## WRITTEN EXERCISE
Quote all lines below exactly. Images stay out.

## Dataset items

Begin

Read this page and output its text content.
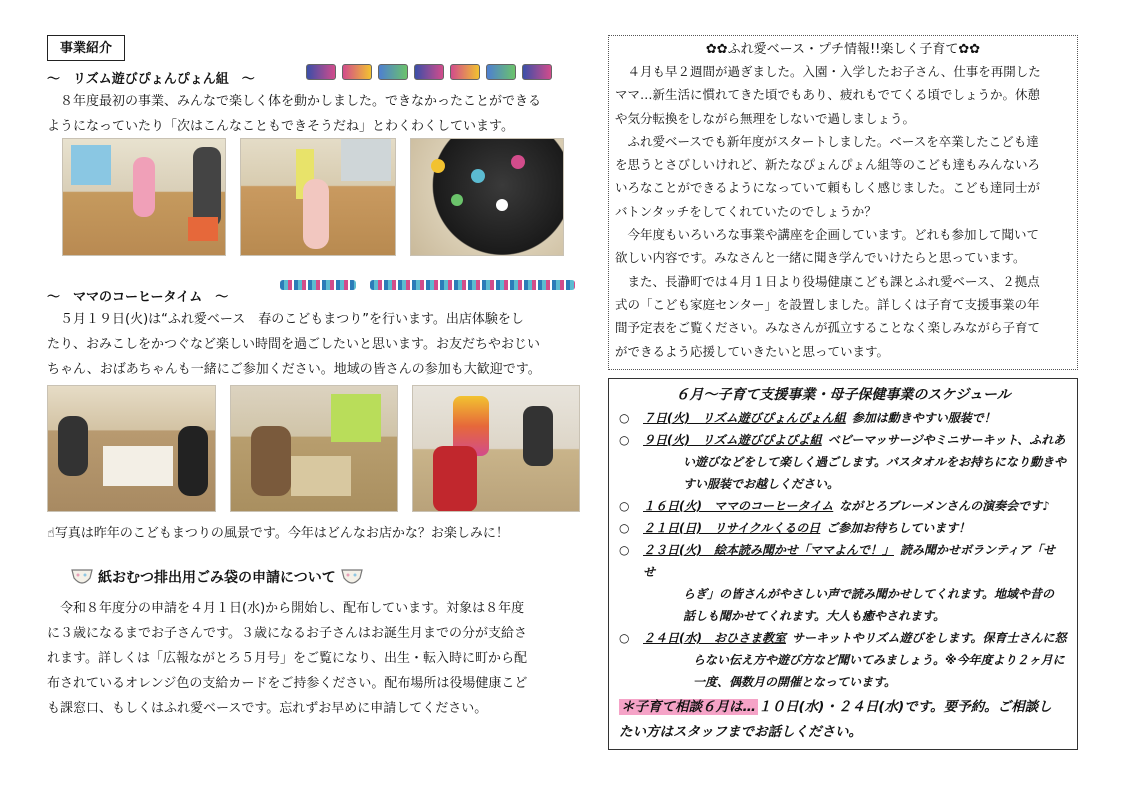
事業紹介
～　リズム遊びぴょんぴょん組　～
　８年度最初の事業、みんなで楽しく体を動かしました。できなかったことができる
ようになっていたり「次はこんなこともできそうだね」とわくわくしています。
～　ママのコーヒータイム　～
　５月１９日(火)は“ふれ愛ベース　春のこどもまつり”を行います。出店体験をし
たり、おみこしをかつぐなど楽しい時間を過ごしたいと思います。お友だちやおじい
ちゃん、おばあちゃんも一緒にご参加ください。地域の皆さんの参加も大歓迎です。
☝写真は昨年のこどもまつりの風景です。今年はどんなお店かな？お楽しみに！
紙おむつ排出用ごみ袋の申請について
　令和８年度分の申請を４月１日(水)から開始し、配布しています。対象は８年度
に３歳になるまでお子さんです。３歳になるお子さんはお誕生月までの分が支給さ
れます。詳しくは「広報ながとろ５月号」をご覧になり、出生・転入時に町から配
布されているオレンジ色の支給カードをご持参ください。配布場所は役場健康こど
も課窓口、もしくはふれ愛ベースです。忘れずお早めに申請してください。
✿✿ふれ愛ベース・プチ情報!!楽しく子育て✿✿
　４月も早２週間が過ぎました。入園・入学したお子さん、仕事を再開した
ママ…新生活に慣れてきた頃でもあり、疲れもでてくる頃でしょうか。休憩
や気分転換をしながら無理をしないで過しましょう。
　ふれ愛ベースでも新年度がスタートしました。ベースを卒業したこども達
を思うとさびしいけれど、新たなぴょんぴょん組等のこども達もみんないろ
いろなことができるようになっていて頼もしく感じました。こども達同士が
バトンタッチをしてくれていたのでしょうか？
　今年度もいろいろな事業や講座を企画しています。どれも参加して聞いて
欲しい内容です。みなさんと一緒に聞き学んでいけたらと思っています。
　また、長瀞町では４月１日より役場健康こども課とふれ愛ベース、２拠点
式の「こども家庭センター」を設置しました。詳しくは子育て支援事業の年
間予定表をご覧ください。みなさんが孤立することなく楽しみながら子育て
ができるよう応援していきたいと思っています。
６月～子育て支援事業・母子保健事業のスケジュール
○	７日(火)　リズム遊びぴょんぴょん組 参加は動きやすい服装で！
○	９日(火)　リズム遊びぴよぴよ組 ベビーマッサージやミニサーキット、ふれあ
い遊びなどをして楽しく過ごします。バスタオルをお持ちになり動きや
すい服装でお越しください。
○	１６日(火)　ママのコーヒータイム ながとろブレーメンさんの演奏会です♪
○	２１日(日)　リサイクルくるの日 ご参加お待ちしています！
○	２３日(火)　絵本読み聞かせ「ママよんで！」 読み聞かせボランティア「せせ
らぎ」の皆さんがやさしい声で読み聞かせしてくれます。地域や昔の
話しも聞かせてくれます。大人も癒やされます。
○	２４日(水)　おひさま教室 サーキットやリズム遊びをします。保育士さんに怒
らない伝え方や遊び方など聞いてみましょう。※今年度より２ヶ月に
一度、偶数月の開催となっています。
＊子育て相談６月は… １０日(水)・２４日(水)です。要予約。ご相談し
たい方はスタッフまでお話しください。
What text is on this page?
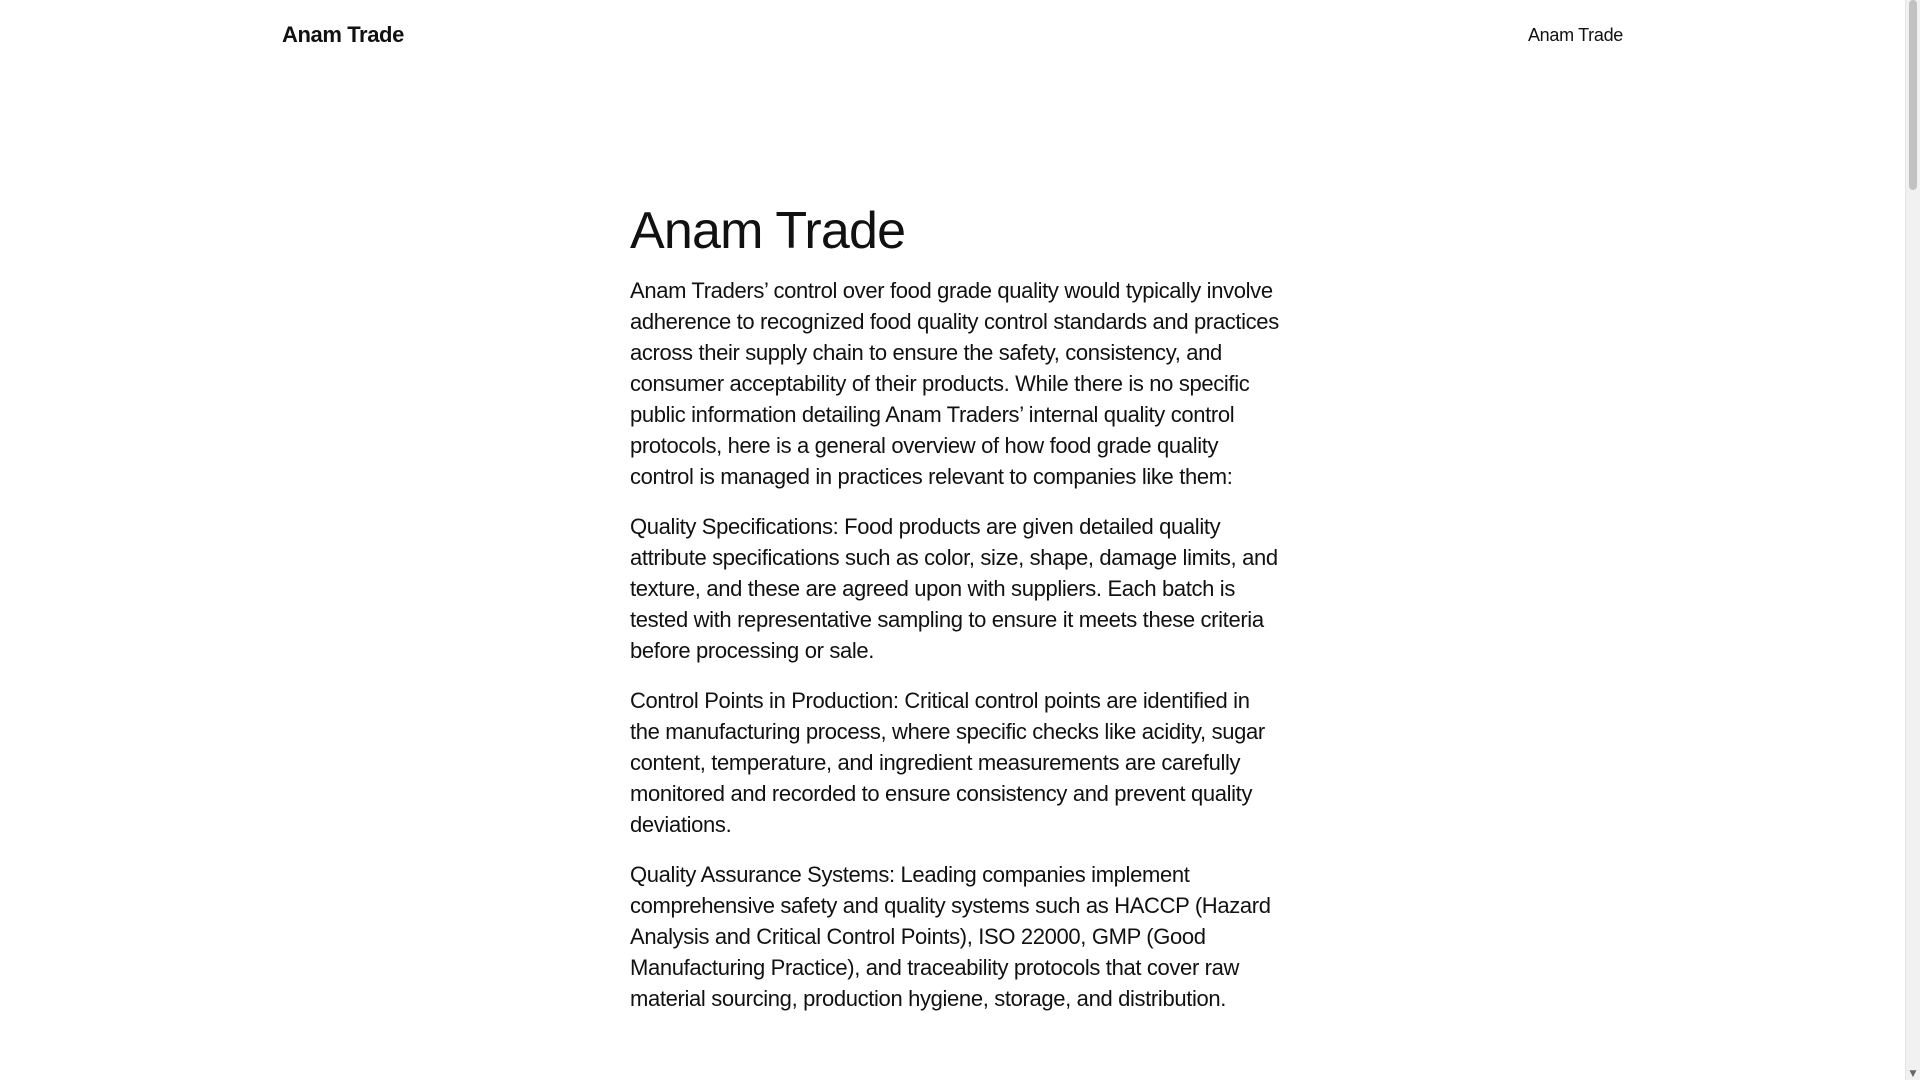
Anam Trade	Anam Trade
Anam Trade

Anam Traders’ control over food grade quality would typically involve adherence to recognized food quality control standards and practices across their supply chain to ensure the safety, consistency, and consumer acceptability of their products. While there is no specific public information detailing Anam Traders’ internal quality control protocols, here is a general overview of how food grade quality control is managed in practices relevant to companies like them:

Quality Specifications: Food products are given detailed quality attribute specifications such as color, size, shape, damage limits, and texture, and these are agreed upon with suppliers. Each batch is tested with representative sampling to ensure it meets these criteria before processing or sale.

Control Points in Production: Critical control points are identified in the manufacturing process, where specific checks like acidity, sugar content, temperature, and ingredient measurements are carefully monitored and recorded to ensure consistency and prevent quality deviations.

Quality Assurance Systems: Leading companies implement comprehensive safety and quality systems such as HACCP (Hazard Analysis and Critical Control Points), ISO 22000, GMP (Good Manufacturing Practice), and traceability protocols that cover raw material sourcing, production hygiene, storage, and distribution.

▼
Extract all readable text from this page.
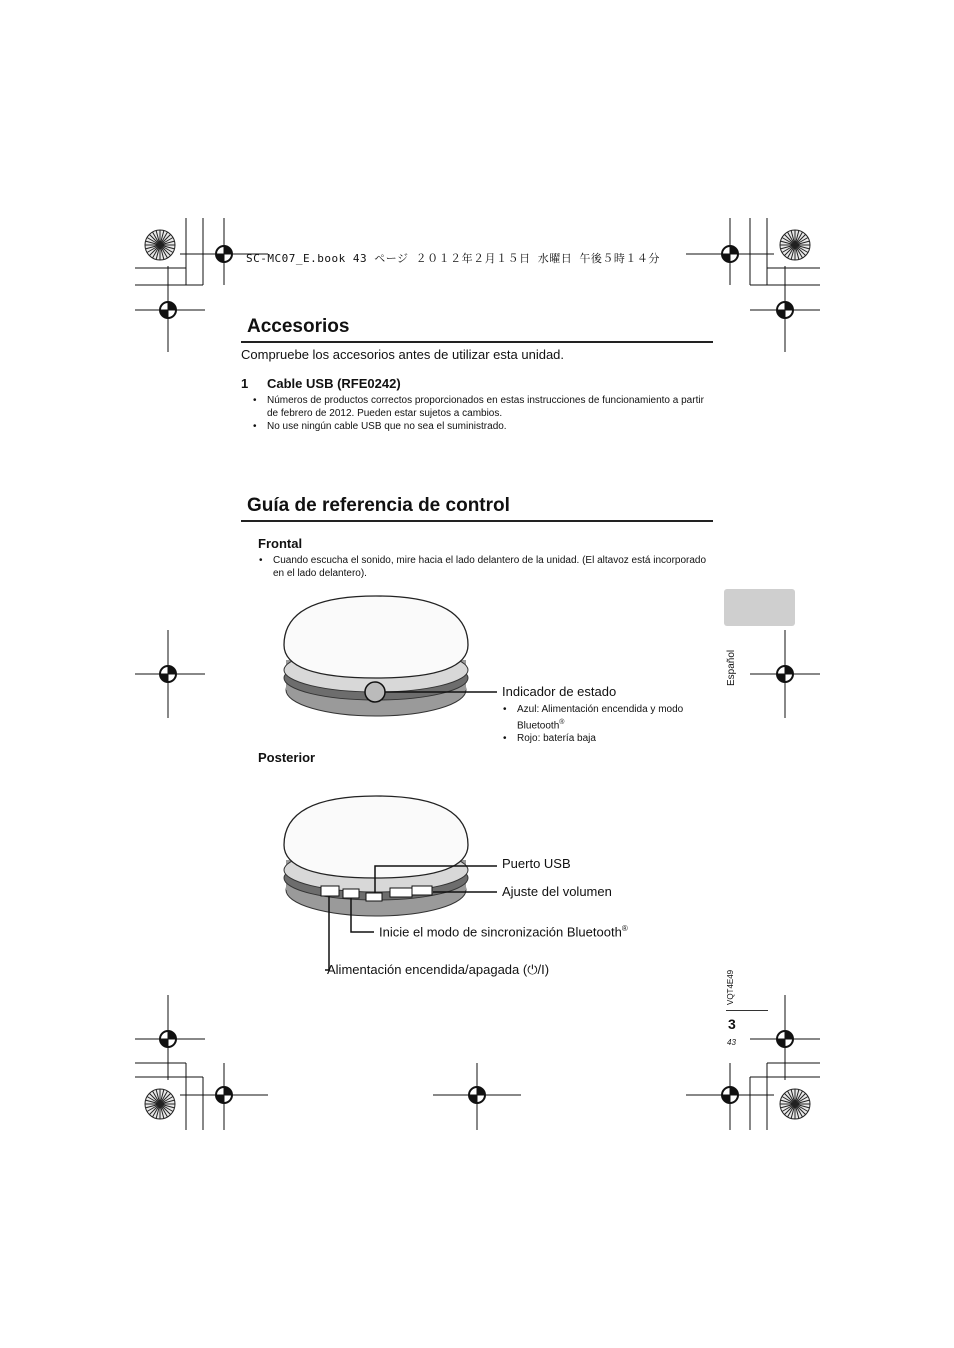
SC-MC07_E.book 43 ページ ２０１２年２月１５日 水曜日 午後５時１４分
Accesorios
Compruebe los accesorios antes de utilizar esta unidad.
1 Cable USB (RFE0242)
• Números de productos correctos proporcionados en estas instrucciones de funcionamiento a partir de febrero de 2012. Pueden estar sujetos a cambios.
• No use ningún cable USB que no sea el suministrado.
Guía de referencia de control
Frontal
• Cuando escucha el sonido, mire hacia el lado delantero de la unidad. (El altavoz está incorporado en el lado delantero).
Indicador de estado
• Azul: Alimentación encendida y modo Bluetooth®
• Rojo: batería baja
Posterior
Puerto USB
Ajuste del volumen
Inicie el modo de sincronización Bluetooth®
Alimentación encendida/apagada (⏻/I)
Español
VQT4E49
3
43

End

## REPLY
Read this page and output its text content.
事業紹介
～　リズム遊びぴょんぴょん組　～
　８年度最初の事業、みんなで楽しく体を動かしました。できなかったことができる
ようになっていたり「次はこんなこともできそうだね」とわくわくしています。
～　ママのコーヒータイム　～
　５月１９日(火)は“ふれ愛ベース　春のこどもまつり”を行います。出店体験をし
たり、おみこしをかつぐなど楽しい時間を過ごしたいと思います。お友だちやおじい
ちゃん、おばあちゃんも一緒にご参加ください。地域の皆さんの参加も大歓迎です。
☝写真は昨年のこどもまつりの風景です。今年はどんなお店かな？お楽しみに！
紙おむつ排出用ごみ袋の申請について
　令和８年度分の申請を４月１日(水)から開始し、配布しています。対象は８年度
に３歳になるまでお子さんです。３歳になるお子さんはお誕生月までの分が支給さ
れます。詳しくは「広報ながとろ５月号」をご覧になり、出生・転入時に町から配
布されているオレンジ色の支給カードをご持参ください。配布場所は役場健康こど
も課窓口、もしくはふれ愛ベースです。忘れずお早めに申請してください。
✿✿ふれ愛ベース・プチ情報!!楽しく子育て✿✿
　４月も早２週間が過ぎました。入園・入学したお子さん、仕事を再開した
ママ…新生活に慣れてきた頃でもあり、疲れもでてくる頃でしょうか。休憩
や気分転換をしながら無理をしないで過しましょう。
　ふれ愛ベースでも新年度がスタートしました。ベースを卒業したこども達
を思うとさびしいけれど、新たなぴょんぴょん組等のこども達もみんないろ
いろなことができるようになっていて頼もしく感じました。こども達同士が
バトンタッチをしてくれていたのでしょうか？
　今年度もいろいろな事業や講座を企画しています。どれも参加して聞いて
欲しい内容です。みなさんと一緒に聞き学んでいけたらと思っています。
　また、長瀞町では４月１日より役場健康こども課とふれ愛ベース、２拠点
式の「こども家庭センター」を設置しました。詳しくは子育て支援事業の年
間予定表をご覧ください。みなさんが孤立することなく楽しみながら子育て
ができるよう応援していきたいと思っています。
６月～子育て支援事業・母子保健事業のスケジュール
○	７日(火)　リズム遊びぴょんぴょん組 参加は動きやすい服装で！
○	９日(火)　リズム遊びぴよぴよ組 ベビーマッサージやミニサーキット、ふれあ
い遊びなどをして楽しく過ごします。バスタオルをお持ちになり動きや
すい服装でお越しください。
○	１６日(火)　ママのコーヒータイム ながとろブレーメンさんの演奏会です♪
○	２１日(日)　リサイクルくるの日 ご参加お待ちしています！
○	２３日(火)　絵本読み聞かせ「ママよんで！」 読み聞かせボランティア「せせ
らぎ」の皆さんがやさしい声で読み聞かせしてくれます。地域や昔の
話しも聞かせてくれます。大人も癒やされます。
○	２４日(水)　おひさま教室 サーキットやリズム遊びをします。保育士さんに怒
らない伝え方や遊び方など聞いてみましょう。※今年度より２ヶ月に
一度、偶数月の開催となっています。
＊子育て相談６月は… １０日(水)・２４日(水)です。要予約。ご相談し
たい方はスタッフまでお話しください。
What text is on this page?
Anam Trade	Anam Trade
Anam Trade

Anam Traders’ control over food grade quality would typically involve adherence to recognized food quality control standards and practices across their supply chain to ensure the safety, consistency, and consumer acceptability of their products. While there is no specific public information detailing Anam Traders’ internal quality control protocols, here is a general overview of how food grade quality control is managed in practices relevant to companies like them:

Quality Specifications: Food products are given detailed quality attribute specifications such as color, size, shape, damage limits, and texture, and these are agreed upon with suppliers. Each batch is tested with representative sampling to ensure it meets these criteria before processing or sale.

Control Points in Production: Critical control points are identified in the manufacturing process, where specific checks like acidity, sugar content, temperature, and ingredient measurements are carefully monitored and recorded to ensure consistency and prevent quality deviations.

Quality Assurance Systems: Leading companies implement comprehensive safety and quality systems such as HACCP (Hazard Analysis and Critical Control Points), ISO 22000, GMP (Good Manufacturing Practice), and traceability protocols that cover raw material sourcing, production hygiene, storage, and distribution.

▼
Extract all readable text from this page.
SC-MC07_E.book 43 ページ ２０１２年２月１５日 水曜日 午後５時１４分
Accesorios
Compruebe los accesorios antes de utilizar esta unidad.
1 Cable USB (RFE0242)
• Números de productos correctos proporcionados en estas instrucciones de funcionamiento a partir de febrero de 2012. Pueden estar sujetos a cambios.
• No use ningún cable USB que no sea el suministrado.
Guía de referencia de control
Frontal
• Cuando escucha el sonido, mire hacia el lado delantero de la unidad. (El altavoz está incorporado en el lado delantero).
Indicador de estado
• Azul: Alimentación encendida y modo Bluetooth®
• Rojo: batería baja
Posterior
Puerto USB
Ajuste del volumen
Inicie el modo de sincronización Bluetooth®
Alimentación encendida/apagada (⏻/I)
Español
VQT4E49
3
43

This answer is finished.